╭──
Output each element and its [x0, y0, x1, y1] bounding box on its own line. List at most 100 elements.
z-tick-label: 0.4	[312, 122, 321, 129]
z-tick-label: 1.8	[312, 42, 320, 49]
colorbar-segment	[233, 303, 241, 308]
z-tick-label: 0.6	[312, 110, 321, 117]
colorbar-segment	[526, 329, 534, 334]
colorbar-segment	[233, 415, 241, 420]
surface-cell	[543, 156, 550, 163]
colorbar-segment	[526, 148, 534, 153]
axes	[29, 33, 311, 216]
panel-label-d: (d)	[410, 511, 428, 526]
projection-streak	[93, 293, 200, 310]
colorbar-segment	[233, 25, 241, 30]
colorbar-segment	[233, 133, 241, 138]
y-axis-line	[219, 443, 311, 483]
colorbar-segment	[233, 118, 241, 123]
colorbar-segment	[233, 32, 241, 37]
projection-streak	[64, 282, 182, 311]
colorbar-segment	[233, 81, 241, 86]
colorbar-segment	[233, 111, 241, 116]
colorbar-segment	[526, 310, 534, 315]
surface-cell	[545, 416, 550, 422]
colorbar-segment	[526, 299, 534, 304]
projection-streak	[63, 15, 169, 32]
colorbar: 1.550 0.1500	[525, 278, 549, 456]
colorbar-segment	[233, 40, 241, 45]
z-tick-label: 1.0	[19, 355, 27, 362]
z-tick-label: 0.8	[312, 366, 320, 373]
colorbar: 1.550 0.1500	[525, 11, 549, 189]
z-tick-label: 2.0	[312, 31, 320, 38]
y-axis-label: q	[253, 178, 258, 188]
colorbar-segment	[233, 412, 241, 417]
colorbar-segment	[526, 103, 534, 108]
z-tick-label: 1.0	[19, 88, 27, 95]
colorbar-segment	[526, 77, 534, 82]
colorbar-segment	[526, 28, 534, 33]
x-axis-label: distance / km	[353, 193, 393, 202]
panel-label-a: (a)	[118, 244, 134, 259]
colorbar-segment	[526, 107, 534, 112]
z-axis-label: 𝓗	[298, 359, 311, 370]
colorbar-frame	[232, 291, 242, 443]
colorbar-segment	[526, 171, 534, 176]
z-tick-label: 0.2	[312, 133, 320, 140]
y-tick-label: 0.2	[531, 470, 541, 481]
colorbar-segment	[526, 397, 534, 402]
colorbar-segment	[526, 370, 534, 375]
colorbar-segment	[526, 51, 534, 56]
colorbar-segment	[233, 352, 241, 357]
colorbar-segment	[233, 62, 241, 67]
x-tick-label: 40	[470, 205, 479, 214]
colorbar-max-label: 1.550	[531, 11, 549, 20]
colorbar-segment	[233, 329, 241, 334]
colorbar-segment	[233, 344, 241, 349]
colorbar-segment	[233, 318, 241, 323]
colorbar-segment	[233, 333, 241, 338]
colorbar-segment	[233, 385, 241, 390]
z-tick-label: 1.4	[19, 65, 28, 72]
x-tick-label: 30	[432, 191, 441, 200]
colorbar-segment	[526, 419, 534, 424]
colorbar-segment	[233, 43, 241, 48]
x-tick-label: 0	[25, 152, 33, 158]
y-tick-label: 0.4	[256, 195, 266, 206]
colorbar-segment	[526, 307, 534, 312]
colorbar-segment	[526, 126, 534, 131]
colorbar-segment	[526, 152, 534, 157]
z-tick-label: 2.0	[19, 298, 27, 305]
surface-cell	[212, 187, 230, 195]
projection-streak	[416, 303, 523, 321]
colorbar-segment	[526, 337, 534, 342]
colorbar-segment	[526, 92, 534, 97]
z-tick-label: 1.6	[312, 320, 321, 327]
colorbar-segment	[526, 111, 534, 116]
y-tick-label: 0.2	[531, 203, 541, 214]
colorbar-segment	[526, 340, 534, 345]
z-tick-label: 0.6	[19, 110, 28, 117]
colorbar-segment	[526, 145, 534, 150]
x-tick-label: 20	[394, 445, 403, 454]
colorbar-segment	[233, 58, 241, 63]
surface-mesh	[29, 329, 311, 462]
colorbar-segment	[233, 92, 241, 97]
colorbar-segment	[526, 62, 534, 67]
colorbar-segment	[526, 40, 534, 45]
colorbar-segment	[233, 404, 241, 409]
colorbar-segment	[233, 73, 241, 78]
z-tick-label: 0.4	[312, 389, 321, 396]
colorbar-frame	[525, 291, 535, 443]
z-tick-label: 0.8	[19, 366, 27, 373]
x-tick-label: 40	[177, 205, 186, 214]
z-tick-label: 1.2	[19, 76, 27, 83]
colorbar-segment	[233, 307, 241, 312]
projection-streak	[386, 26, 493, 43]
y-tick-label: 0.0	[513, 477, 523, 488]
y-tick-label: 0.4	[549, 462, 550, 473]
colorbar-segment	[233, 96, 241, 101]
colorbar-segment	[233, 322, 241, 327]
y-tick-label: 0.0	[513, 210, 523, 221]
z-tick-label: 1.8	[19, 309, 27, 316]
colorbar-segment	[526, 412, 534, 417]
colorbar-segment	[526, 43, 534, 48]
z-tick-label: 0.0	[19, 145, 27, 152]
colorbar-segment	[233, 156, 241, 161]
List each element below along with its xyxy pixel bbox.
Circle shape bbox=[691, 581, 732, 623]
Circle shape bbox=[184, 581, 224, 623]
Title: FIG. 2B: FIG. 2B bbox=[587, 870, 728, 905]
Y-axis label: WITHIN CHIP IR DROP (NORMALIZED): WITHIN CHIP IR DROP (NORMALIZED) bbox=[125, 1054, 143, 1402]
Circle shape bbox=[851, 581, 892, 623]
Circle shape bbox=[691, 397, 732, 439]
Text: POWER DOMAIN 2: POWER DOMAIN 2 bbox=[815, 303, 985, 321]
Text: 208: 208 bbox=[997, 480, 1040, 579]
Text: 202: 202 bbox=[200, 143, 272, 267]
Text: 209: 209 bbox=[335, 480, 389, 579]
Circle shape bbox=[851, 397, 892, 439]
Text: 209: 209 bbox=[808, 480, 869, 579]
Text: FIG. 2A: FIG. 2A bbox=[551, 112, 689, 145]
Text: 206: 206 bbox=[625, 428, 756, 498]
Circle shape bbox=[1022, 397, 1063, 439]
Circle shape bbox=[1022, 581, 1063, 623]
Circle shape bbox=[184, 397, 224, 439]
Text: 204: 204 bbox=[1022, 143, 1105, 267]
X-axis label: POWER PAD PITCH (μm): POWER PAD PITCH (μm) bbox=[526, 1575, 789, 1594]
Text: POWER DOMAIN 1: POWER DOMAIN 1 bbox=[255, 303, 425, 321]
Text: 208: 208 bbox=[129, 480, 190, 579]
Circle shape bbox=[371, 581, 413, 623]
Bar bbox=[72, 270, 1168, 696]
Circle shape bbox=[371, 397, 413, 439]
╰──
=== Directive ===
Put the lines of the items above, from the first line through the line containing "118, 241, 123]", inclusive, into a JSON list of strings with one string per line, leaving out any blank lines.

=== Written reply ===
[
  "Output each element and its [x0, y0, x1, y1] bounding box on its own line. List at most 100 elements.",
  "z-tick-label: 0.4\t[312, 122, 321, 129]",
  "z-tick-label: 1.8\t[312, 42, 320, 49]",
  "colorbar-segment\t[233, 303, 241, 308]",
  "z-tick-label: 0.6\t[312, 110, 321, 117]",
  "colorbar-segment\t[526, 329, 534, 334]",
  "colorbar-segment\t[233, 415, 241, 420]",
  "surface-cell\t[543, 156, 550, 163]",
  "colorbar-segment\t[526, 148, 534, 153]",
  "axes\t[29, 33, 311, 216]",
  "panel-label-d: (d)\t[410, 511, 428, 526]",
  "projection-streak\t[93, 293, 200, 310]",
  "colorbar-segment\t[233, 25, 241, 30]",
  "colorbar-segment\t[233, 133, 241, 138]",
  "y-axis-line\t[219, 443, 311, 483]",
  "colorbar-segment\t[233, 118, 241, 123]"
]